_TO BE DONE_
Each line of the material below should be reproduced exactly.

Data records:
begin

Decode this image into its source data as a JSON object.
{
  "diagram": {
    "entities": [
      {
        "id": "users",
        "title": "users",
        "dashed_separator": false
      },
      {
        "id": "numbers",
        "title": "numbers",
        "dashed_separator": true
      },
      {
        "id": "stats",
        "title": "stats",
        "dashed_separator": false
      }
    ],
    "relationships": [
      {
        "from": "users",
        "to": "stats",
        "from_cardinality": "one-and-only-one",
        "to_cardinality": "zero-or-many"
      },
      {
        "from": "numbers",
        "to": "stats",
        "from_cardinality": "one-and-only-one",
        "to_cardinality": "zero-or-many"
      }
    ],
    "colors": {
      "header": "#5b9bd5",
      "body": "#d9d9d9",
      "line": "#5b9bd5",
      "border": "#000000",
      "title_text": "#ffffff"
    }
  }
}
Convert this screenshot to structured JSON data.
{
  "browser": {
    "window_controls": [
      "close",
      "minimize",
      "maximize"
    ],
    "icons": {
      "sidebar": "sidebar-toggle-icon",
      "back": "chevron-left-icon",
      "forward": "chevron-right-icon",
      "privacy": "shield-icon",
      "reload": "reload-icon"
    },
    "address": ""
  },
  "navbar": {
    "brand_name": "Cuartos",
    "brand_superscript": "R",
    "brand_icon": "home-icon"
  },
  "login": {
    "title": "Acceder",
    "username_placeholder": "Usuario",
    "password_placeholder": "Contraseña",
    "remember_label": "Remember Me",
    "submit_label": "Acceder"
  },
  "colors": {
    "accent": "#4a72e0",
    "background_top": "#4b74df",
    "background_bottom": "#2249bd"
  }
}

end

_FULL OUTPUT_
Decode this image into its source data as a JSON object.
{
  "diagram": {
    "entities": [
      {
        "id": "users",
        "title": "users",
        "dashed_separator": false
      },
      {
        "id": "numbers",
        "title": "numbers",
        "dashed_separator": true
      },
      {
        "id": "stats",
        "title": "stats",
        "dashed_separator": false
      }
    ],
    "relationships": [
      {
        "from": "users",
        "to": "stats",
        "from_cardinality": "one-and-only-one",
        "to_cardinality": "zero-or-many"
      },
      {
        "from": "numbers",
        "to": "stats",
        "from_cardinality": "one-and-only-one",
        "to_cardinality": "zero-or-many"
      }
    ],
    "colors": {
      "header": "#5b9bd5",
      "body": "#d9d9d9",
      "line": "#5b9bd5",
      "border": "#000000",
      "title_text": "#ffffff"
    }
  }
}
Convert this screenshot to structured JSON data.
{
  "browser": {
    "window_controls": [
      "close",
      "minimize",
      "maximize"
    ],
    "icons": {
      "sidebar": "sidebar-toggle-icon",
      "back": "chevron-left-icon",
      "forward": "chevron-right-icon",
      "privacy": "shield-icon",
      "reload": "reload-icon"
    },
    "address": ""
  },
  "navbar": {
    "brand_name": "Cuartos",
    "brand_superscript": "R",
    "brand_icon": "home-icon"
  },
  "login": {
    "title": "Acceder",
    "username_placeholder": "Usuario",
    "password_placeholder": "Contraseña",
    "remember_label": "Remember Me",
    "submit_label": "Acceder"
  },
  "colors": {
    "accent": "#4a72e0",
    "background_top": "#4b74df",
    "background_bottom": "#2249bd"
  }
}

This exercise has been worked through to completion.